STATED EXERCISE:
Type every record exactly as it appears.

[Begin MATERIAL PROVIDED]

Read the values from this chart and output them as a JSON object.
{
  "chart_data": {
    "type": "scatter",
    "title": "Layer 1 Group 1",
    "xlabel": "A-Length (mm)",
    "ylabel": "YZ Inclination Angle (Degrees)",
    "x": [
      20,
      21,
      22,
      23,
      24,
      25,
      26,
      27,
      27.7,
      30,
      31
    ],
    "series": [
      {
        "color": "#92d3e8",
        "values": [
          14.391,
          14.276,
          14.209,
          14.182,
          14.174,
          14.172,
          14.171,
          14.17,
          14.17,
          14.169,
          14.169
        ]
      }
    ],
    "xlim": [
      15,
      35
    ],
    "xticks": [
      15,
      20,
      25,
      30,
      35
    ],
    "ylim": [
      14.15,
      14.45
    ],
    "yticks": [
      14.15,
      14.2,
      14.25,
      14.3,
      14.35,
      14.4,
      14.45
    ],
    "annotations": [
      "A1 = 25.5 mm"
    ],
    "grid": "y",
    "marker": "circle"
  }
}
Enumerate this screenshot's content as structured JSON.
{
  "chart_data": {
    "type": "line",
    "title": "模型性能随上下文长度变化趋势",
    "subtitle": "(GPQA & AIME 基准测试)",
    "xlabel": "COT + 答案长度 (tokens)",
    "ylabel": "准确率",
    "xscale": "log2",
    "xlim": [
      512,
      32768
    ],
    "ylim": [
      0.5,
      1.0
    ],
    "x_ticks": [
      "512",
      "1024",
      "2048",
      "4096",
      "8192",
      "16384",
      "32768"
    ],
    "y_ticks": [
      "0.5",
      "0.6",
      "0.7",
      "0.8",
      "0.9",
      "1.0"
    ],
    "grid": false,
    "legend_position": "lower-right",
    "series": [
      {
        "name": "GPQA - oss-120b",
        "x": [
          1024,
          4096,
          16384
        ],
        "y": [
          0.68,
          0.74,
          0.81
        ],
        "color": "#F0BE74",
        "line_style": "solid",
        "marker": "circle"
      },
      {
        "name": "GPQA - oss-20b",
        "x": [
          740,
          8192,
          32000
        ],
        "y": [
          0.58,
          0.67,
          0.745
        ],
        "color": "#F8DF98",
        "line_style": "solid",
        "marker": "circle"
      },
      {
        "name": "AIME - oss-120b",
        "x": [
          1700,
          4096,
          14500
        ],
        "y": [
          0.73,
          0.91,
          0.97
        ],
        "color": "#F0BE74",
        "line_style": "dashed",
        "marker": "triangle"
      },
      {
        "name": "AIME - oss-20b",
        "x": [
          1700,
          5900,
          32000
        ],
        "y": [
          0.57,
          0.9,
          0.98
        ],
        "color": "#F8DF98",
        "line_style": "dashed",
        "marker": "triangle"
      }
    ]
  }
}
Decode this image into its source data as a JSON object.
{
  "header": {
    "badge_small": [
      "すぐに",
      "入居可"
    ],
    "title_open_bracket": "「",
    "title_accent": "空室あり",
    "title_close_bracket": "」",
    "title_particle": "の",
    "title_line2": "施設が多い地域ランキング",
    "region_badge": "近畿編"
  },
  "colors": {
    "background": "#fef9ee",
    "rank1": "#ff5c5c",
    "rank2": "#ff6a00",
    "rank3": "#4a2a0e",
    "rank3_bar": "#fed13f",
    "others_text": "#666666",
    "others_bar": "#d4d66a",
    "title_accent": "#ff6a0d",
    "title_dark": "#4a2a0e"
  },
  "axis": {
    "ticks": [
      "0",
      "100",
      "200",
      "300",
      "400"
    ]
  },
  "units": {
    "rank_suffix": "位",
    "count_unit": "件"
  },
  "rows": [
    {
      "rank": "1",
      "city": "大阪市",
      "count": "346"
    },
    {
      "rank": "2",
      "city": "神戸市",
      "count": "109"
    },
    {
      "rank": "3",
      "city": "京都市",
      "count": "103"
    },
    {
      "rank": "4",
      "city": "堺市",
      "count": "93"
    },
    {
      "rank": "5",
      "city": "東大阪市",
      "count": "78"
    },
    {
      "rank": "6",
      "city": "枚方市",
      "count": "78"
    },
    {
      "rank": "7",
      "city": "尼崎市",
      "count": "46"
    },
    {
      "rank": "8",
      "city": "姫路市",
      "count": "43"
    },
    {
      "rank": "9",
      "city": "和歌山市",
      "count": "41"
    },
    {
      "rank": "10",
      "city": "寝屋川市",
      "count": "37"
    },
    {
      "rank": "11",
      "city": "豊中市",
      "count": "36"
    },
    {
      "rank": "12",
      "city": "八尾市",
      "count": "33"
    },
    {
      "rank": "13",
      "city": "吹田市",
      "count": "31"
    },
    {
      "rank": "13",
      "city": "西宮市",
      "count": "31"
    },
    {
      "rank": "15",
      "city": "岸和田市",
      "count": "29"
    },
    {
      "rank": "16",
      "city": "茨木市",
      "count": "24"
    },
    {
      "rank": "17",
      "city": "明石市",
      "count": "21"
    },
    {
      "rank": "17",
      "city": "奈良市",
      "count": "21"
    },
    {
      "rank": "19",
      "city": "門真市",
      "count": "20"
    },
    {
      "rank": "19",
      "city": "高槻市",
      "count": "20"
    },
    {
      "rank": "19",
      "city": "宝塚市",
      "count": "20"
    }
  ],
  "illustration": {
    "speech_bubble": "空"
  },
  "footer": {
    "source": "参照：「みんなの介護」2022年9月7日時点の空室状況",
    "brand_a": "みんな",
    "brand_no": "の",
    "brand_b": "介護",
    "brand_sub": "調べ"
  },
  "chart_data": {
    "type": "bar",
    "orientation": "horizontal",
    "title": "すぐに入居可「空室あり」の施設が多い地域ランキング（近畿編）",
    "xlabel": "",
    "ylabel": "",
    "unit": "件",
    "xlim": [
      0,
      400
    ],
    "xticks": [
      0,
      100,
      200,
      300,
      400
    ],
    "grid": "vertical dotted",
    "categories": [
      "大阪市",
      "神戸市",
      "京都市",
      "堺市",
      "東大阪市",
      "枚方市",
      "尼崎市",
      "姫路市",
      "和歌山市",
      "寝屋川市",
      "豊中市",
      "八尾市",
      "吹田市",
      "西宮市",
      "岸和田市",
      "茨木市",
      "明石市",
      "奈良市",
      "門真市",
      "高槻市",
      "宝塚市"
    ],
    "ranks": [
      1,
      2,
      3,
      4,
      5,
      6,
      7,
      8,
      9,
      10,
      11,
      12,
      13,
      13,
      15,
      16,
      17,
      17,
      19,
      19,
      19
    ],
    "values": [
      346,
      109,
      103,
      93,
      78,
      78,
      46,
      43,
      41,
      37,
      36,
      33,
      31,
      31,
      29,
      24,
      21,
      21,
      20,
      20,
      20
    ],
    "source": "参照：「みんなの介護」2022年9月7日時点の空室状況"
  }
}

[End MATERIAL PROVIDED]

OUTPUT OF THE TASK:
Read the values from this chart and output them as a JSON object.
{
  "chart_data": {
    "type": "scatter",
    "title": "Layer 1 Group 1",
    "xlabel": "A-Length (mm)",
    "ylabel": "YZ Inclination Angle (Degrees)",
    "x": [
      20,
      21,
      22,
      23,
      24,
      25,
      26,
      27,
      27.7,
      30,
      31
    ],
    "series": [
      {
        "color": "#92d3e8",
        "values": [
          14.391,
          14.276,
          14.209,
          14.182,
          14.174,
          14.172,
          14.171,
          14.17,
          14.17,
          14.169,
          14.169
        ]
      }
    ],
    "xlim": [
      15,
      35
    ],
    "xticks": [
      15,
      20,
      25,
      30,
      35
    ],
    "ylim": [
      14.15,
      14.45
    ],
    "yticks": [
      14.15,
      14.2,
      14.25,
      14.3,
      14.35,
      14.4,
      14.45
    ],
    "annotations": [
      "A1 = 25.5 mm"
    ],
    "grid": "y",
    "marker": "circle"
  }
}
Enumerate this screenshot's content as structured JSON.
{
  "chart_data": {
    "type": "line",
    "title": "模型性能随上下文长度变化趋势",
    "subtitle": "(GPQA & AIME 基准测试)",
    "xlabel": "COT + 答案长度 (tokens)",
    "ylabel": "准确率",
    "xscale": "log2",
    "xlim": [
      512,
      32768
    ],
    "ylim": [
      0.5,
      1.0
    ],
    "x_ticks": [
      "512",
      "1024",
      "2048",
      "4096",
      "8192",
      "16384",
      "32768"
    ],
    "y_ticks": [
      "0.5",
      "0.6",
      "0.7",
      "0.8",
      "0.9",
      "1.0"
    ],
    "grid": false,
    "legend_position": "lower-right",
    "series": [
      {
        "name": "GPQA - oss-120b",
        "x": [
          1024,
          4096,
          16384
        ],
        "y": [
          0.68,
          0.74,
          0.81
        ],
        "color": "#F0BE74",
        "line_style": "solid",
        "marker": "circle"
      },
      {
        "name": "GPQA - oss-20b",
        "x": [
          740,
          8192,
          32000
        ],
        "y": [
          0.58,
          0.67,
          0.745
        ],
        "color": "#F8DF98",
        "line_style": "solid",
        "marker": "circle"
      },
      {
        "name": "AIME - oss-120b",
        "x": [
          1700,
          4096,
          14500
        ],
        "y": [
          0.73,
          0.91,
          0.97
        ],
        "color": "#F0BE74",
        "line_style": "dashed",
        "marker": "triangle"
      },
      {
        "name": "AIME - oss-20b",
        "x": [
          1700,
          5900,
          32000
        ],
        "y": [
          0.57,
          0.9,
          0.98
        ],
        "color": "#F8DF98",
        "line_style": "dashed",
        "marker": "triangle"
      }
    ]
  }
}
Decode this image into its source data as a JSON object.
{
  "header": {
    "badge_small": [
      "すぐに",
      "入居可"
    ],
    "title_open_bracket": "「",
    "title_accent": "空室あり",
    "title_close_bracket": "」",
    "title_particle": "の",
    "title_line2": "施設が多い地域ランキング",
    "region_badge": "近畿編"
  },
  "colors": {
    "background": "#fef9ee",
    "rank1": "#ff5c5c",
    "rank2": "#ff6a00",
    "rank3": "#4a2a0e",
    "rank3_bar": "#fed13f",
    "others_text": "#666666",
    "others_bar": "#d4d66a",
    "title_accent": "#ff6a0d",
    "title_dark": "#4a2a0e"
  },
  "axis": {
    "ticks": [
      "0",
      "100",
      "200",
      "300",
      "400"
    ]
  },
  "units": {
    "rank_suffix": "位",
    "count_unit": "件"
  },
  "rows": [
    {
      "rank": "1",
      "city": "大阪市",
      "count": "346"
    },
    {
      "rank": "2",
      "city": "神戸市",
      "count": "109"
    },
    {
      "rank": "3",
      "city": "京都市",
      "count": "103"
    },
    {
      "rank": "4",
      "city": "堺市",
      "count": "93"
    },
    {
      "rank": "5",
      "city": "東大阪市",
      "count": "78"
    },
    {
      "rank": "6",
      "city": "枚方市",
      "count": "78"
    },
    {
      "rank": "7",
      "city": "尼崎市",
      "count": "46"
    },
    {
      "rank": "8",
      "city": "姫路市",
      "count": "43"
    },
    {
      "rank": "9",
      "city": "和歌山市",
      "count": "41"
    },
    {
      "rank": "10",
      "city": "寝屋川市",
      "count": "37"
    },
    {
      "rank": "11",
      "city": "豊中市",
      "count": "36"
    },
    {
      "rank": "12",
      "city": "八尾市",
      "count": "33"
    },
    {
      "rank": "13",
      "city": "吹田市",
      "count": "31"
    },
    {
      "rank": "13",
      "city": "西宮市",
      "count": "31"
    },
    {
      "rank": "15",
      "city": "岸和田市",
      "count": "29"
    },
    {
      "rank": "16",
      "city": "茨木市",
      "count": "24"
    },
    {
      "rank": "17",
      "city": "明石市",
      "count": "21"
    },
    {
      "rank": "17",
      "city": "奈良市",
      "count": "21"
    },
    {
      "rank": "19",
      "city": "門真市",
      "count": "20"
    },
    {
      "rank": "19",
      "city": "高槻市",
      "count": "20"
    },
    {
      "rank": "19",
      "city": "宝塚市",
      "count": "20"
    }
  ],
  "illustration": {
    "speech_bubble": "空"
  },
  "footer": {
    "source": "参照：「みんなの介護」2022年9月7日時点の空室状況",
    "brand_a": "みんな",
    "brand_no": "の",
    "brand_b": "介護",
    "brand_sub": "調べ"
  },
  "chart_data": {
    "type": "bar",
    "orientation": "horizontal",
    "title": "すぐに入居可「空室あり」の施設が多い地域ランキング（近畿編）",
    "xlabel": "",
    "ylabel": "",
    "unit": "件",
    "xlim": [
      0,
      400
    ],
    "xticks": [
      0,
      100,
      200,
      300,
      400
    ],
    "grid": "vertical dotted",
    "categories": [
      "大阪市",
      "神戸市",
      "京都市",
      "堺市",
      "東大阪市",
      "枚方市",
      "尼崎市",
      "姫路市",
      "和歌山市",
      "寝屋川市",
      "豊中市",
      "八尾市",
      "吹田市",
      "西宮市",
      "岸和田市",
      "茨木市",
      "明石市",
      "奈良市",
      "門真市",
      "高槻市",
      "宝塚市"
    ],
    "ranks": [
      1,
      2,
      3,
      4,
      5,
      6,
      7,
      8,
      9,
      10,
      11,
      12,
      13,
      13,
      15,
      16,
      17,
      17,
      19,
      19,
      19
    ],
    "values": [
      346,
      109,
      103,
      93,
      78,
      78,
      46,
      43,
      41,
      37,
      36,
      33,
      31,
      31,
      29,
      24,
      21,
      21,
      20,
      20,
      20
    ],
    "source": "参照：「みんなの介護」2022年9月7日時点の空室状況"
  }
}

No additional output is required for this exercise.